[Collected data entries]
##############################

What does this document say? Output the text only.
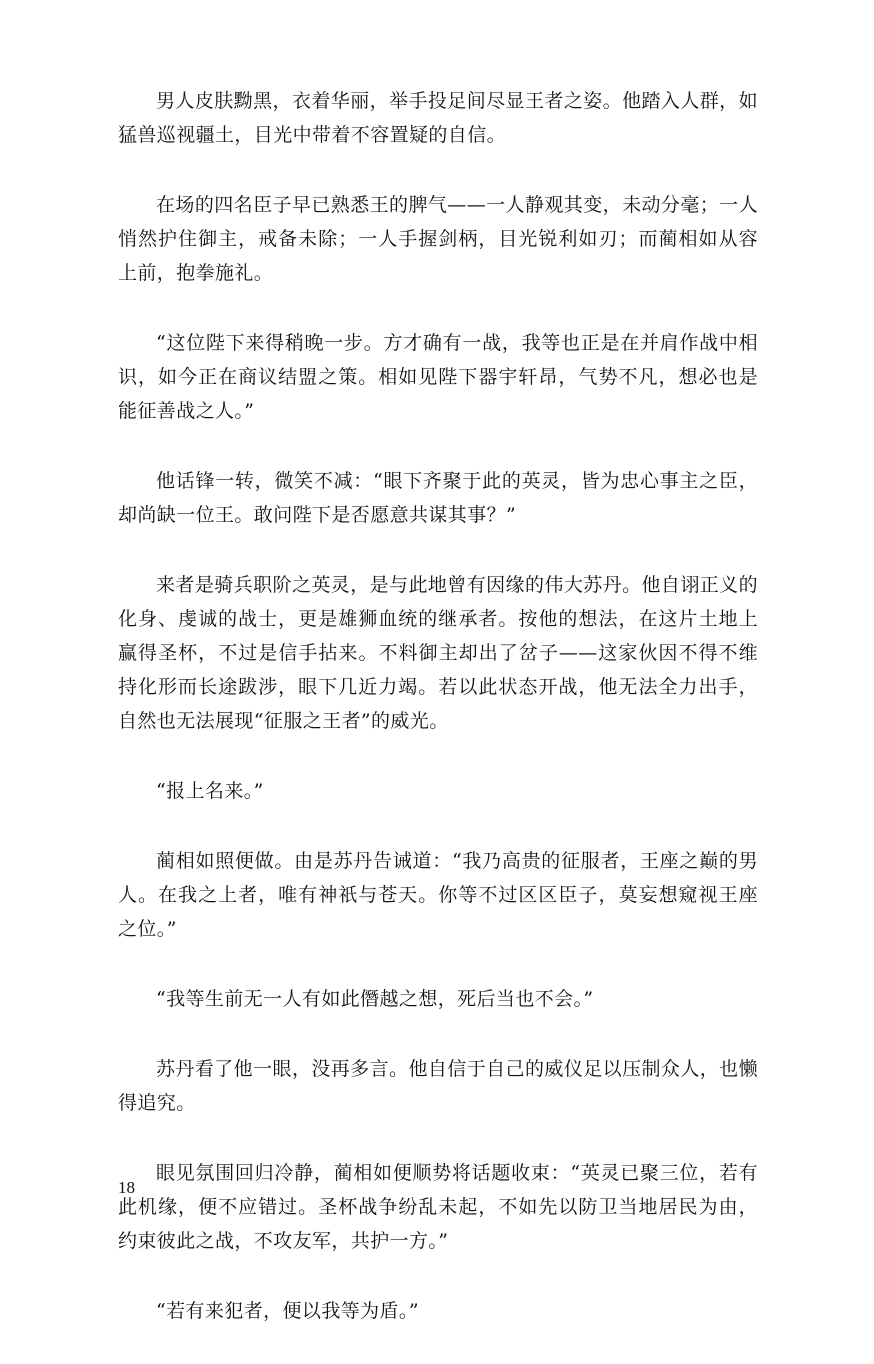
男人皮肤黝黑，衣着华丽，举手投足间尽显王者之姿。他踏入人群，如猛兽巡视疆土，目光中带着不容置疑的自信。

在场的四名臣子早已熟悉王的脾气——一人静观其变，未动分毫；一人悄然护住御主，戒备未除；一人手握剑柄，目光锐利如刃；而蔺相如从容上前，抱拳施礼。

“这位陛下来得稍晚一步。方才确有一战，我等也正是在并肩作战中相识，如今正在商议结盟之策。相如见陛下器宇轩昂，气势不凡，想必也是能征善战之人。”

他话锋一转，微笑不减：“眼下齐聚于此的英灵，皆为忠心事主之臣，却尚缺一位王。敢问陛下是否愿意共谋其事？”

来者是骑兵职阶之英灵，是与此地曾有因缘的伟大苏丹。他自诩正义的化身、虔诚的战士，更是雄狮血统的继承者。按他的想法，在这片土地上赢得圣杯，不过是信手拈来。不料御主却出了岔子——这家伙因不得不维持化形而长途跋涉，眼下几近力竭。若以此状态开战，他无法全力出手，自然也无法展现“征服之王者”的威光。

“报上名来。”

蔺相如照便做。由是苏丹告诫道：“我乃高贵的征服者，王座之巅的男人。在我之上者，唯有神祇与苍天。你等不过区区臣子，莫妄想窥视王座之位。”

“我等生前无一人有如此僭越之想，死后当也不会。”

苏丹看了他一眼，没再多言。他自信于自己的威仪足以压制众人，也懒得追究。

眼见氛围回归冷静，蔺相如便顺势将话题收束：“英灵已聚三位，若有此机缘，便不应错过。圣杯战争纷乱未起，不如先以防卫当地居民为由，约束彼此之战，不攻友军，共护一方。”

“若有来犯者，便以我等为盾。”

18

##############################

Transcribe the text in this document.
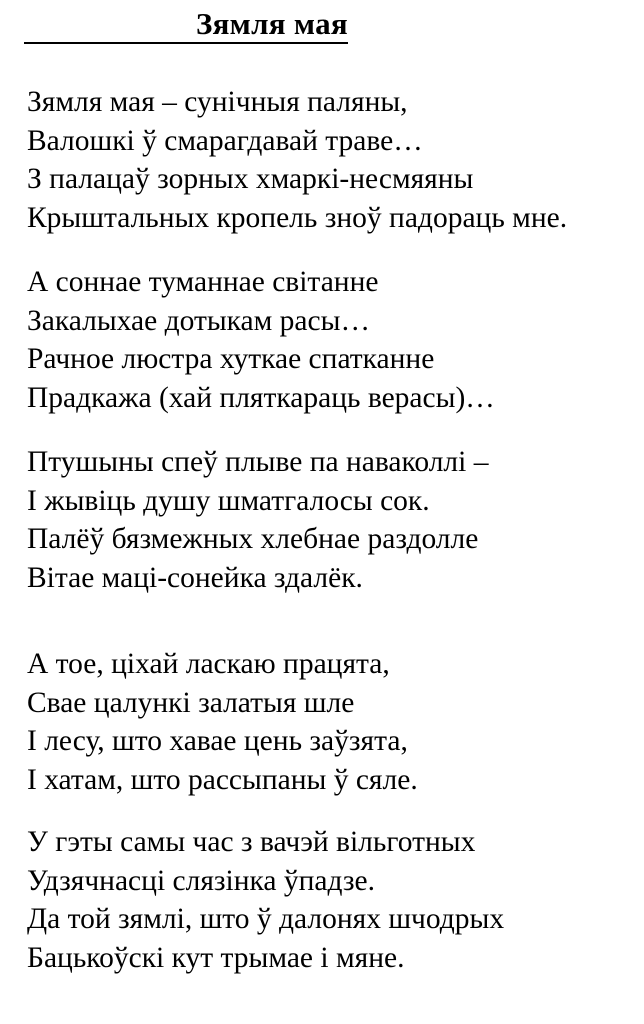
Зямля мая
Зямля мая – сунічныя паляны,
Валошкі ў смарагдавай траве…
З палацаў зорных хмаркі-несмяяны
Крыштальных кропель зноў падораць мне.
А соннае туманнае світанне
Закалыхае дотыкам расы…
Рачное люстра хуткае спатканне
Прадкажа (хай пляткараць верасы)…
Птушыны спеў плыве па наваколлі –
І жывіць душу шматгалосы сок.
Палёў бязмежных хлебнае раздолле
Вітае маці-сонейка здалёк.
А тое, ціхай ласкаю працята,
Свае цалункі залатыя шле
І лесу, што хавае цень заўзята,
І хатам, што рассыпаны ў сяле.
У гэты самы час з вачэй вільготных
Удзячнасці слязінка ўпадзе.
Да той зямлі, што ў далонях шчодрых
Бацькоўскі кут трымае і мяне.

##############################

* [Task brief]: Using the listing above, list every line in which the string "document" occurs.

* [Result for this exercise]:
What does this document say? Output the text only.
Transcribe the text in this document.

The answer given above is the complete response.